**WHAT TO DO**
Would you repeat the listing exactly but omit every picture?

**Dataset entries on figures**
======
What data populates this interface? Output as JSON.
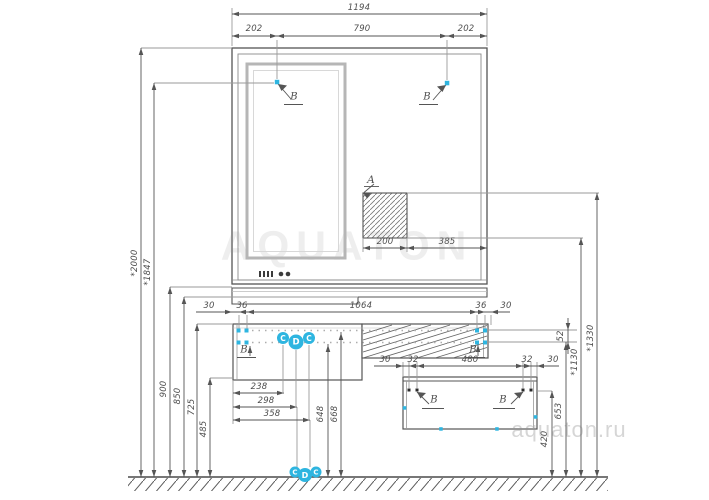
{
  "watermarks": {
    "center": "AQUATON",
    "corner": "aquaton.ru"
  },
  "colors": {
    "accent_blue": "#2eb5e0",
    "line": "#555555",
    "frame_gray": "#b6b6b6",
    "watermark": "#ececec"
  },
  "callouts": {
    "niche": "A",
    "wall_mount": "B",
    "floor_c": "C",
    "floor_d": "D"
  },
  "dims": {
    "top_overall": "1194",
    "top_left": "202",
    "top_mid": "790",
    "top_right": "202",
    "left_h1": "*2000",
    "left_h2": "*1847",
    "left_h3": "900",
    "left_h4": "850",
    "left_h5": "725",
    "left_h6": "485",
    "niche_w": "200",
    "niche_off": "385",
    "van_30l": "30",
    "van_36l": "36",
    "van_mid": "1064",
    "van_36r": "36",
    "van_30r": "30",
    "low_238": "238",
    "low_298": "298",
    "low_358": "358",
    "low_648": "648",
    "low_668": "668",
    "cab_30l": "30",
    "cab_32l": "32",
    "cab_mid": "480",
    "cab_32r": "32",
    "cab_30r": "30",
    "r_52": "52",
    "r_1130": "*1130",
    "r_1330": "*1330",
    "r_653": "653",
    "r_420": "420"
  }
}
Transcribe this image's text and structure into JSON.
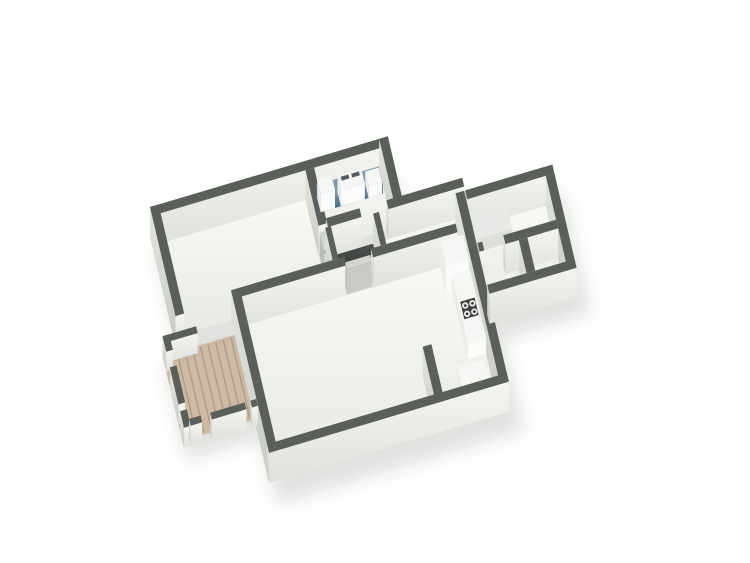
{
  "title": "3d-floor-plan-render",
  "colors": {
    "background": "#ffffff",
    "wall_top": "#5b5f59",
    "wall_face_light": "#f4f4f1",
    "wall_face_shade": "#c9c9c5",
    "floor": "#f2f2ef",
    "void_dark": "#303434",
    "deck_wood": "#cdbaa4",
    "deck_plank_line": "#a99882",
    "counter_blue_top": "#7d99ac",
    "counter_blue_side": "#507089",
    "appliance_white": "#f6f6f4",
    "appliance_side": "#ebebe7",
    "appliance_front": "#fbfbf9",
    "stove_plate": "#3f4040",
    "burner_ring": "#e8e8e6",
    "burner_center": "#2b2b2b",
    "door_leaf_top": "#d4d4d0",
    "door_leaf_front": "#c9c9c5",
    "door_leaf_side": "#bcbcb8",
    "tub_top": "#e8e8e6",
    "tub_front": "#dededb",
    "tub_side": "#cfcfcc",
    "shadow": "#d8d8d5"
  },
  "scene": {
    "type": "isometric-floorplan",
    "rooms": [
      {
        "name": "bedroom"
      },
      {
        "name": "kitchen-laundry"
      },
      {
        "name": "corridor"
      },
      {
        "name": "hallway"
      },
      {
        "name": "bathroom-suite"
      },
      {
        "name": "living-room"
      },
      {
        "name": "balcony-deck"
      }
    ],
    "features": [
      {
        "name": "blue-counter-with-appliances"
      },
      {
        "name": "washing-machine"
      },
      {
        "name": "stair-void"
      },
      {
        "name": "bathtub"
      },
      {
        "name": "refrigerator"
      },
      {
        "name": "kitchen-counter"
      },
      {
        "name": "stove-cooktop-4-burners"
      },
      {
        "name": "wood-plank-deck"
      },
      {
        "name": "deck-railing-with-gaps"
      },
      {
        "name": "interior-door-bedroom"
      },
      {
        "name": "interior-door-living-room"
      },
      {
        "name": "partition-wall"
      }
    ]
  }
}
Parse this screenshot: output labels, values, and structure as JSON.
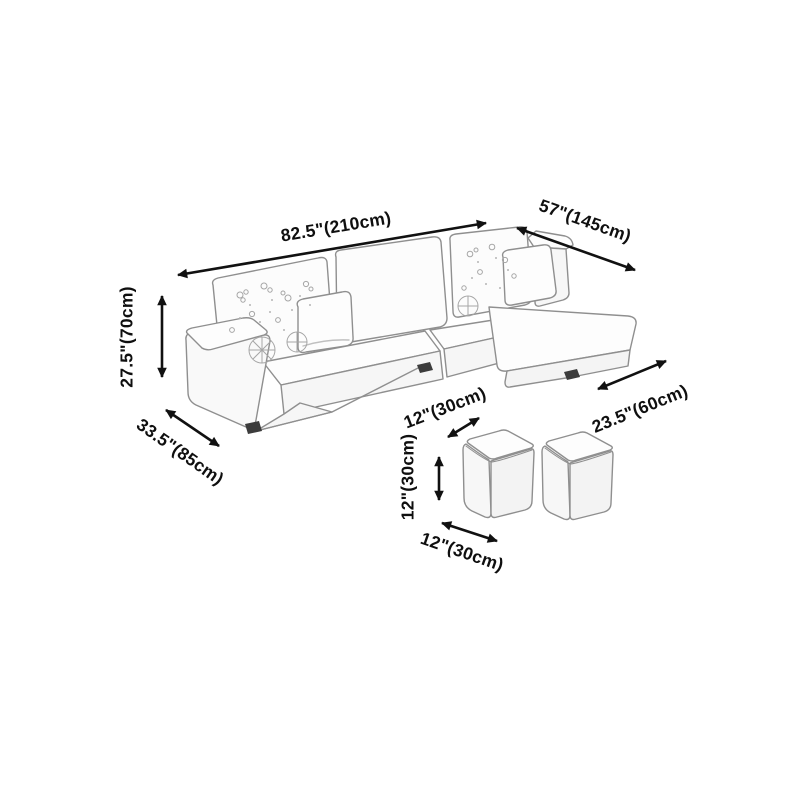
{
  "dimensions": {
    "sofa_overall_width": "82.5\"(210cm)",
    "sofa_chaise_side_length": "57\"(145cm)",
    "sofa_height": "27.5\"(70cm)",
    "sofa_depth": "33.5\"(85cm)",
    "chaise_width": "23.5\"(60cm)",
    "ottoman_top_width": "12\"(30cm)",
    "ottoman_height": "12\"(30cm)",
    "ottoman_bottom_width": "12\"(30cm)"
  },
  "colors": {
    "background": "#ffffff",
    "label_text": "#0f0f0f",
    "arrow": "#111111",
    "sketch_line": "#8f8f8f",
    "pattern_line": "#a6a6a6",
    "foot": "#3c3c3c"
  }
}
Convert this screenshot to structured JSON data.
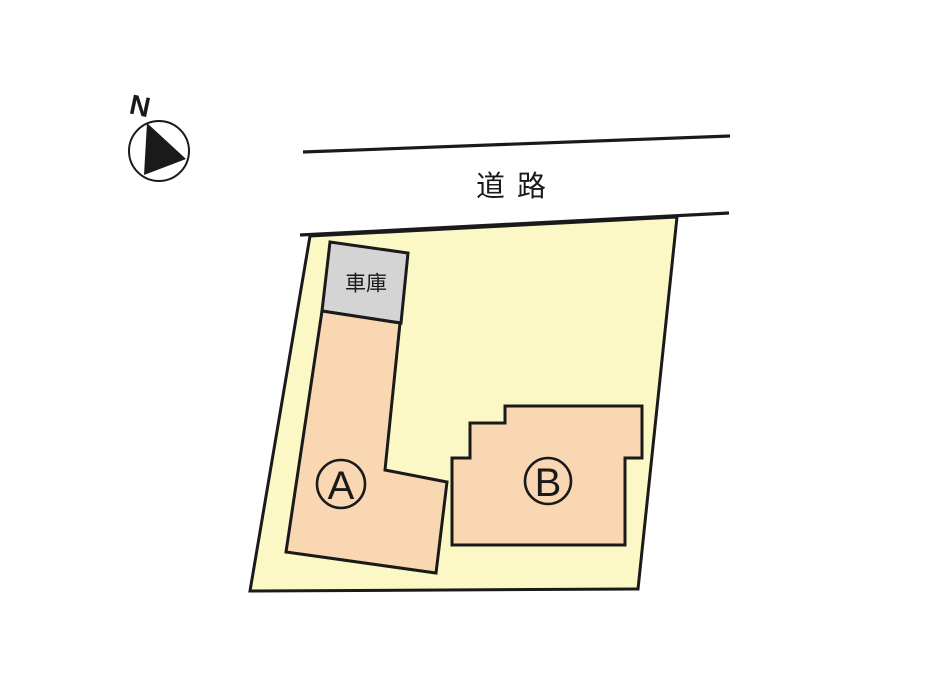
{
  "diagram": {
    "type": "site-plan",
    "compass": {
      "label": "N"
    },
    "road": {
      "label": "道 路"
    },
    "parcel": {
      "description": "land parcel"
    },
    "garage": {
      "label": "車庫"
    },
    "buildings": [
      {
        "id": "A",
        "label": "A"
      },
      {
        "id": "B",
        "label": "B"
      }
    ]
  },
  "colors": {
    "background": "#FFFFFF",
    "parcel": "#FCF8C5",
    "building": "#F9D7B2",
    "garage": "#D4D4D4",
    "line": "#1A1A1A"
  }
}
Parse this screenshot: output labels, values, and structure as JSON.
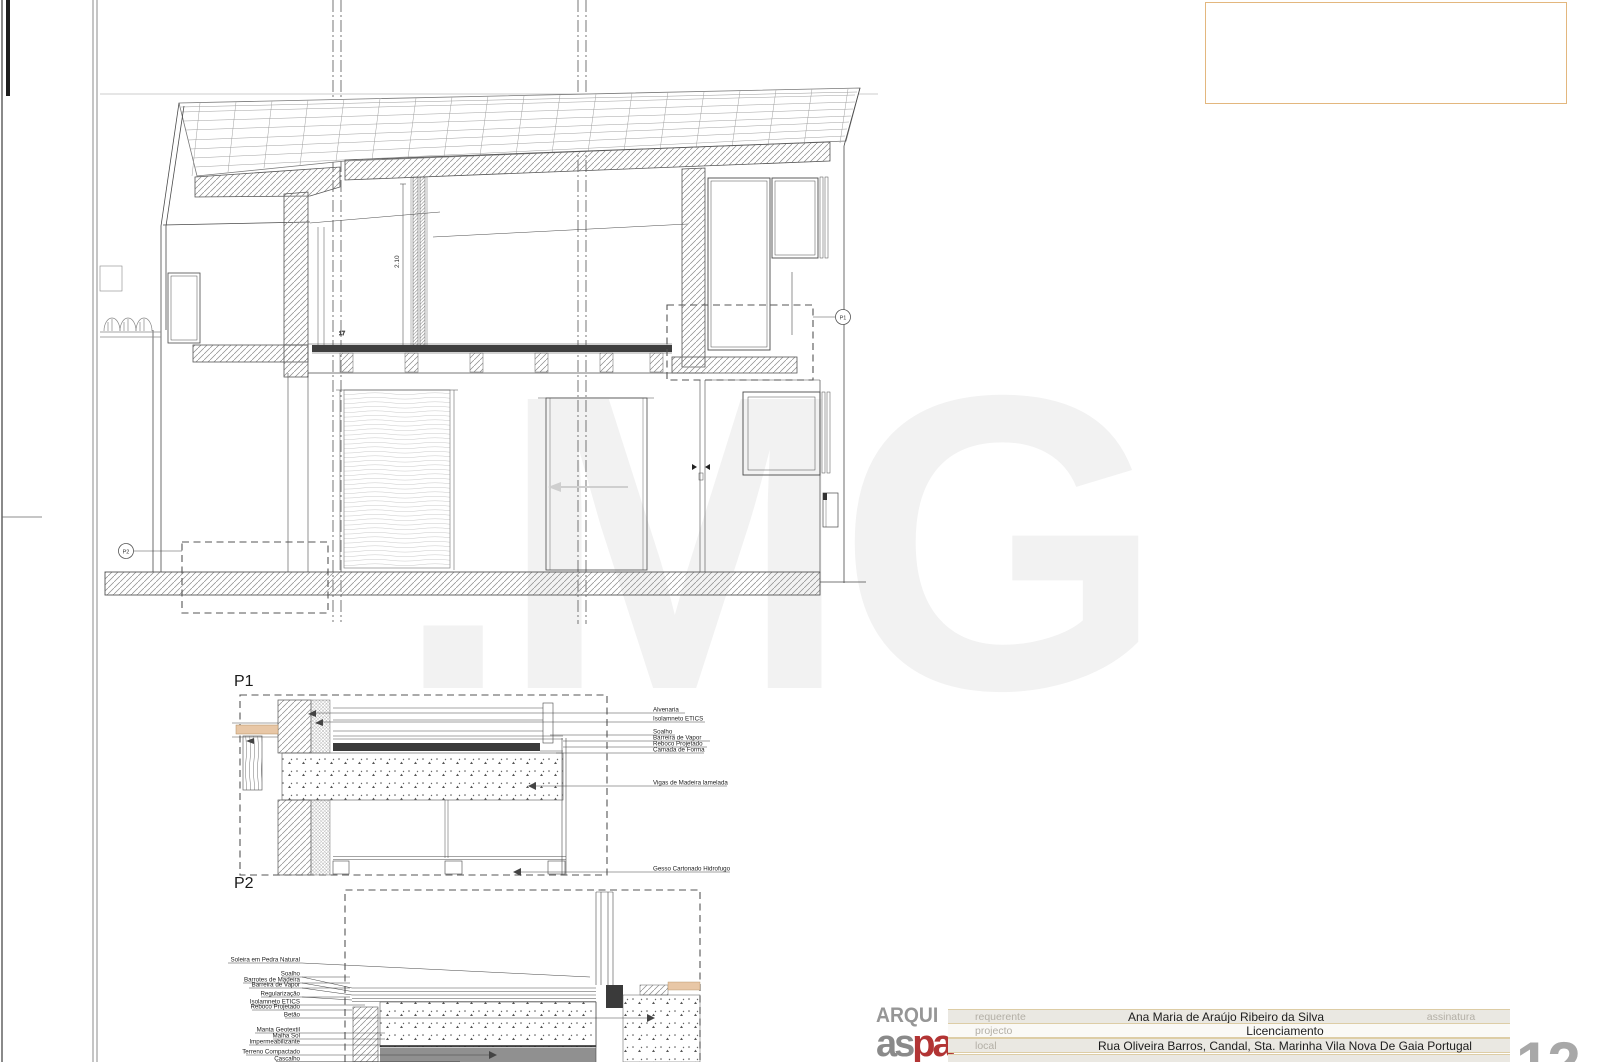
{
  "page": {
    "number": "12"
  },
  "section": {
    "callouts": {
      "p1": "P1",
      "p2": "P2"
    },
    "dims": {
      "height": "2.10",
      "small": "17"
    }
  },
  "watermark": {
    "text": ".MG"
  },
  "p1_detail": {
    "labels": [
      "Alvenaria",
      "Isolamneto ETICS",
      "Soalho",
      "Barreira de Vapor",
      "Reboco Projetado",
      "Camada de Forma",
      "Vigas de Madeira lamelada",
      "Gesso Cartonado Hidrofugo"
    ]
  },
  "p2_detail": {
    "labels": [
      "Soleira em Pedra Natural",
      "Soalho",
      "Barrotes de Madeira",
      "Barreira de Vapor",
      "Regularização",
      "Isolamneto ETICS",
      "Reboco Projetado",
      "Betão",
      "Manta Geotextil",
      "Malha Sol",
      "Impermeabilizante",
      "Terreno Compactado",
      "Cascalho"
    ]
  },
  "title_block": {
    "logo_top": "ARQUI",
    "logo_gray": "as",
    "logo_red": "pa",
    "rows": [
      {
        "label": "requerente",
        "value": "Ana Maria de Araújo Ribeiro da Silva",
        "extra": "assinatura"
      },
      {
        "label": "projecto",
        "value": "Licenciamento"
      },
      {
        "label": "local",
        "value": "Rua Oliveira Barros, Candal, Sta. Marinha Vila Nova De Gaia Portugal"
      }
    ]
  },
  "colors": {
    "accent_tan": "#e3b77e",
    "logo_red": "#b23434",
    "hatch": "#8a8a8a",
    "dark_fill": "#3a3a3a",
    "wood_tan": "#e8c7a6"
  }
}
======
**RESULT**
What data populates this interface? Output as JSON.
{
  "watermarks": {
    "center": "AQUATON",
    "corner": "aquaton.ru"
  },
  "colors": {
    "accent_blue": "#2eb5e0",
    "line": "#555555",
    "frame_gray": "#b6b6b6",
    "watermark": "#ececec"
  },
  "callouts": {
    "niche": "A",
    "wall_mount": "B",
    "floor_c": "C",
    "floor_d": "D"
  },
  "dims": {
    "top_overall": "1194",
    "top_left": "202",
    "top_mid": "790",
    "top_right": "202",
    "left_h1": "*2000",
    "left_h2": "*1847",
    "left_h3": "900",
    "left_h4": "850",
    "left_h5": "725",
    "left_h6": "485",
    "niche_w": "200",
    "niche_off": "385",
    "van_30l": "30",
    "van_36l": "36",
    "van_mid": "1064",
    "van_36r": "36",
    "van_30r": "30",
    "low_238": "238",
    "low_298": "298",
    "low_358": "358",
    "low_648": "648",
    "low_668": "668",
    "cab_30l": "30",
    "cab_32l": "32",
    "cab_mid": "480",
    "cab_32r": "32",
    "cab_30r": "30",
    "r_52": "52",
    "r_1130": "*1130",
    "r_1330": "*1330",
    "r_653": "653",
    "r_420": "420"
  }
}
Transcribe this image's text and structure into JSON.
{
  "title": "3d-floor-plan-render",
  "colors": {
    "background": "#ffffff",
    "wall_top": "#5b5f59",
    "wall_face_light": "#f4f4f1",
    "wall_face_shade": "#c9c9c5",
    "floor": "#f2f2ef",
    "void_dark": "#303434",
    "deck_wood": "#cdbaa4",
    "deck_plank_line": "#a99882",
    "counter_blue_top": "#7d99ac",
    "counter_blue_side": "#507089",
    "appliance_white": "#f6f6f4",
    "appliance_side": "#ebebe7",
    "appliance_front": "#fbfbf9",
    "stove_plate": "#3f4040",
    "burner_ring": "#e8e8e6",
    "burner_center": "#2b2b2b",
    "door_leaf_top": "#d4d4d0",
    "door_leaf_front": "#c9c9c5",
    "door_leaf_side": "#bcbcb8",
    "tub_top": "#e8e8e6",
    "tub_front": "#dededb",
    "tub_side": "#cfcfcc",
    "shadow": "#d8d8d5"
  },
  "scene": {
    "type": "isometric-floorplan",
    "rooms": [
      {
        "name": "bedroom"
      },
      {
        "name": "kitchen-laundry"
      },
      {
        "name": "corridor"
      },
      {
        "name": "hallway"
      },
      {
        "name": "bathroom-suite"
      },
      {
        "name": "living-room"
      },
      {
        "name": "balcony-deck"
      }
    ],
    "features": [
      {
        "name": "blue-counter-with-appliances"
      },
      {
        "name": "washing-machine"
      },
      {
        "name": "stair-void"
      },
      {
        "name": "bathtub"
      },
      {
        "name": "refrigerator"
      },
      {
        "name": "kitchen-counter"
      },
      {
        "name": "stove-cooktop-4-burners"
      },
      {
        "name": "wood-plank-deck"
      },
      {
        "name": "deck-railing-with-gaps"
      },
      {
        "name": "interior-door-bedroom"
      },
      {
        "name": "interior-door-living-room"
      },
      {
        "name": "partition-wall"
      }
    ]
  }
}
Parse this screenshot: output labels, values, and structure as JSON.
{
  "dimensions": {
    "sofa_overall_width": "82.5\"(210cm)",
    "sofa_chaise_side_length": "57\"(145cm)",
    "sofa_height": "27.5\"(70cm)",
    "sofa_depth": "33.5\"(85cm)",
    "chaise_width": "23.5\"(60cm)",
    "ottoman_top_width": "12\"(30cm)",
    "ottoman_height": "12\"(30cm)",
    "ottoman_bottom_width": "12\"(30cm)"
  },
  "colors": {
    "background": "#ffffff",
    "label_text": "#0f0f0f",
    "arrow": "#111111",
    "sketch_line": "#8f8f8f",
    "pattern_line": "#a6a6a6",
    "foot": "#3c3c3c"
  }
}
Convert this screenshot to structured JSON data.
{
  "diagram": {
    "type": "site-plan",
    "compass": {
      "label": "N"
    },
    "road": {
      "label": "道 路"
    },
    "parcel": {
      "description": "land parcel"
    },
    "garage": {
      "label": "車庫"
    },
    "buildings": [
      {
        "id": "A",
        "label": "A"
      },
      {
        "id": "B",
        "label": "B"
      }
    ]
  },
  "colors": {
    "background": "#FFFFFF",
    "parcel": "#FCF8C5",
    "building": "#F9D7B2",
    "garage": "#D4D4D4",
    "line": "#1A1A1A"
  }
}
Parse this screenshot: output labels, values, and structure as JSON.
{
  "page": {
    "number": "12"
  },
  "section": {
    "callouts": {
      "p1": "P1",
      "p2": "P2"
    },
    "dims": {
      "height": "2.10",
      "small": "17"
    }
  },
  "watermark": {
    "text": ".MG"
  },
  "p1_detail": {
    "labels": [
      "Alvenaria",
      "Isolamneto ETICS",
      "Soalho",
      "Barreira de Vapor",
      "Reboco Projetado",
      "Camada de Forma",
      "Vigas de Madeira lamelada",
      "Gesso Cartonado Hidrofugo"
    ]
  },
  "p2_detail": {
    "labels": [
      "Soleira em Pedra Natural",
      "Soalho",
      "Barrotes de Madeira",
      "Barreira de Vapor",
      "Regularização",
      "Isolamneto ETICS",
      "Reboco Projetado",
      "Betão",
      "Manta Geotextil",
      "Malha Sol",
      "Impermeabilizante",
      "Terreno Compactado",
      "Cascalho"
    ]
  },
  "title_block": {
    "logo_top": "ARQUI",
    "logo_gray": "as",
    "logo_red": "pa",
    "rows": [
      {
        "label": "requerente",
        "value": "Ana Maria de Araújo Ribeiro da Silva",
        "extra": "assinatura"
      },
      {
        "label": "projecto",
        "value": "Licenciamento"
      },
      {
        "label": "local",
        "value": "Rua Oliveira Barros, Candal, Sta. Marinha Vila Nova De Gaia Portugal"
      }
    ]
  },
  "colors": {
    "accent_tan": "#e3b77e",
    "logo_red": "#b23434",
    "hatch": "#8a8a8a",
    "dark_fill": "#3a3a3a",
    "wood_tan": "#e8c7a6"
  }
}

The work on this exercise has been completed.